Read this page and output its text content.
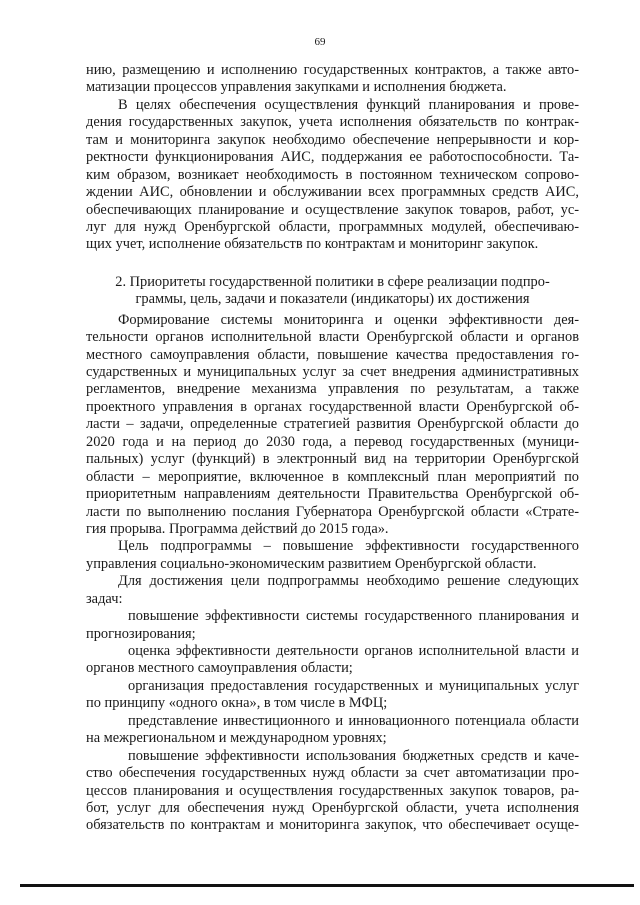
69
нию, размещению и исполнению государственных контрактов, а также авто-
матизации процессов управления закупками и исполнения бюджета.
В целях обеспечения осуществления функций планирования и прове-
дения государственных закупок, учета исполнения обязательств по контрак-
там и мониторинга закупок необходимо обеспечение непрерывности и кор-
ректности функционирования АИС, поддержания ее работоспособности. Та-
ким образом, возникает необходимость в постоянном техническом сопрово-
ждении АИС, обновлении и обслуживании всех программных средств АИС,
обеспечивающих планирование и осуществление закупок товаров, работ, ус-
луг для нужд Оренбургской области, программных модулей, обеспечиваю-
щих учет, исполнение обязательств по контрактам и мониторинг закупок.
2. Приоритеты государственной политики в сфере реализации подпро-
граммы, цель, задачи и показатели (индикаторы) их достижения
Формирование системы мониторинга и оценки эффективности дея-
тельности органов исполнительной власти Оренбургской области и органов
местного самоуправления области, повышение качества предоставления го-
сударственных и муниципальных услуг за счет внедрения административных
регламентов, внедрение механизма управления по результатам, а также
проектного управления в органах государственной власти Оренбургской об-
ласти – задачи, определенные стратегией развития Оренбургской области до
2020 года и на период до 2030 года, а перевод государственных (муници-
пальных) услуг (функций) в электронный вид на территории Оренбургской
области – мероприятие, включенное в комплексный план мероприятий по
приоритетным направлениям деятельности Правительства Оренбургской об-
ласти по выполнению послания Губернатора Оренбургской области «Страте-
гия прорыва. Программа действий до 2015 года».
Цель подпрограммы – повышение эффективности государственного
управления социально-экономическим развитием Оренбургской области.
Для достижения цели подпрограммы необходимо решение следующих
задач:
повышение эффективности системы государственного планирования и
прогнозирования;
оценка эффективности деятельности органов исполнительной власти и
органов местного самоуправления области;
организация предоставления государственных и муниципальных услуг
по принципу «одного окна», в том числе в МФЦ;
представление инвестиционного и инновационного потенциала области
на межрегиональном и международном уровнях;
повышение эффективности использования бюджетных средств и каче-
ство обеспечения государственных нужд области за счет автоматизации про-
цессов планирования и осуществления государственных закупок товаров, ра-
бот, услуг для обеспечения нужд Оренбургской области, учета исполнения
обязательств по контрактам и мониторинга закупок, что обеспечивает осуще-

* * *

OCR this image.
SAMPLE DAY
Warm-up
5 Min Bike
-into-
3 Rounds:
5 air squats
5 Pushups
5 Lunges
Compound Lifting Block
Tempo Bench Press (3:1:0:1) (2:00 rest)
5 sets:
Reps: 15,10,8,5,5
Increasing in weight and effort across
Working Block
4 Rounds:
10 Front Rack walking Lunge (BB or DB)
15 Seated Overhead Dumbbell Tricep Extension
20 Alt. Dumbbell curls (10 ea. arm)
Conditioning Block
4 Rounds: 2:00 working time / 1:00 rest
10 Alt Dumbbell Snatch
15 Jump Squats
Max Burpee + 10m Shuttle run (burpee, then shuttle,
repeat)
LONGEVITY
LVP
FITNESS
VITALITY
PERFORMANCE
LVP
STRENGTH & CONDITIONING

> [Written task]: Search the preceding listing for "области" and extract every line where it is found.

> [The completed task]:
луг для нужд Оренбургской области, программных модулей, обеспечиваю-
тельности органов исполнительной власти Оренбургской области и органов
местного самоуправления области, повышение качества предоставления го-
ласти – задачи, определенные стратегией развития Оренбургской области до
области – мероприятие, включенное в комплексный план мероприятий по
ласти по выполнению послания Губернатора Оренбургской области «Страте-
управления социально-экономическим развитием Оренбургской области.
органов местного самоуправления области;
представление инвестиционного и инновационного потенциала области
ство обеспечения государственных нужд области за счет автоматизации про-
бот, услуг для обеспечения нужд Оренбургской области, учета исполнения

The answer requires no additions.